-- start of Data for this exercise --

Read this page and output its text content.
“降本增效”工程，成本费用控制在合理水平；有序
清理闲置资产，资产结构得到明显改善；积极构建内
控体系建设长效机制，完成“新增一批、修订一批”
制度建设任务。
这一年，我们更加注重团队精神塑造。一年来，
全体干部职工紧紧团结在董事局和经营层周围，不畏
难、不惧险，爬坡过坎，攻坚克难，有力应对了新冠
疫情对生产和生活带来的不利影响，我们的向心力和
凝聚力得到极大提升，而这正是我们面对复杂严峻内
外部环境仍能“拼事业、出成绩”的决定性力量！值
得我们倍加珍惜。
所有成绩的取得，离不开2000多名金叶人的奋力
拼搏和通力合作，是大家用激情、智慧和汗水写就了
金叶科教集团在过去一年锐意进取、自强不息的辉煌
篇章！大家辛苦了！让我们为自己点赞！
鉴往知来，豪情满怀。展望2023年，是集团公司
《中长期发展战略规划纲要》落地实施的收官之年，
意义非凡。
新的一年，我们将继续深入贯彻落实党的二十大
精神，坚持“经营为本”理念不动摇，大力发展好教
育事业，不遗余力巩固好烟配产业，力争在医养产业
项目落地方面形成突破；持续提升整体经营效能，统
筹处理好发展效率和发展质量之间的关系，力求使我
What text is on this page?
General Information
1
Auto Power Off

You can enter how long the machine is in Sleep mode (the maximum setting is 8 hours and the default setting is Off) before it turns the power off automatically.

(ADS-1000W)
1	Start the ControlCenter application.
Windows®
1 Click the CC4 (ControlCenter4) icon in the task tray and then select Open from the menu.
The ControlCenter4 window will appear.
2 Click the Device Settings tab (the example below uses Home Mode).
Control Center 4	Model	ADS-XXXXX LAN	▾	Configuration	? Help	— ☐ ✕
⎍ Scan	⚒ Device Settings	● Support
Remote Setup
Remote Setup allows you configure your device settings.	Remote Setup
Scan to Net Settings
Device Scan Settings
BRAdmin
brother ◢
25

-- end of Data for this exercise --

> Your goal:
Quote each line of the data above exactly as written.

> Full answer:
Read this page and output its text content.
“降本增效”工程，成本费用控制在合理水平；有序
清理闲置资产，资产结构得到明显改善；积极构建内
控体系建设长效机制，完成“新增一批、修订一批”
制度建设任务。
这一年，我们更加注重团队精神塑造。一年来，
全体干部职工紧紧团结在董事局和经营层周围，不畏
难、不惧险，爬坡过坎，攻坚克难，有力应对了新冠
疫情对生产和生活带来的不利影响，我们的向心力和
凝聚力得到极大提升，而这正是我们面对复杂严峻内
外部环境仍能“拼事业、出成绩”的决定性力量！值
得我们倍加珍惜。
所有成绩的取得，离不开2000多名金叶人的奋力
拼搏和通力合作，是大家用激情、智慧和汗水写就了
金叶科教集团在过去一年锐意进取、自强不息的辉煌
篇章！大家辛苦了！让我们为自己点赞！
鉴往知来，豪情满怀。展望2023年，是集团公司
《中长期发展战略规划纲要》落地实施的收官之年，
意义非凡。
新的一年，我们将继续深入贯彻落实党的二十大
精神，坚持“经营为本”理念不动摇，大力发展好教
育事业，不遗余力巩固好烟配产业，力争在医养产业
项目落地方面形成突破；持续提升整体经营效能，统
筹处理好发展效率和发展质量之间的关系，力求使我
What text is on this page?
General Information
1
Auto Power Off

You can enter how long the machine is in Sleep mode (the maximum setting is 8 hours and the default setting is Off) before it turns the power off automatically.

(ADS-1000W)
1	Start the ControlCenter application.
Windows®
1 Click the CC4 (ControlCenter4) icon in the task tray and then select Open from the menu.
The ControlCenter4 window will appear.
2 Click the Device Settings tab (the example below uses Home Mode).
Control Center 4	Model	ADS-XXXXX LAN	▾	Configuration	? Help	— ☐ ✕
⎍ Scan	⚒ Device Settings	● Support
Remote Setup
Remote Setup allows you configure your device settings.	Remote Setup
Scan to Net Settings
Device Scan Settings
BRAdmin
brother ◢
25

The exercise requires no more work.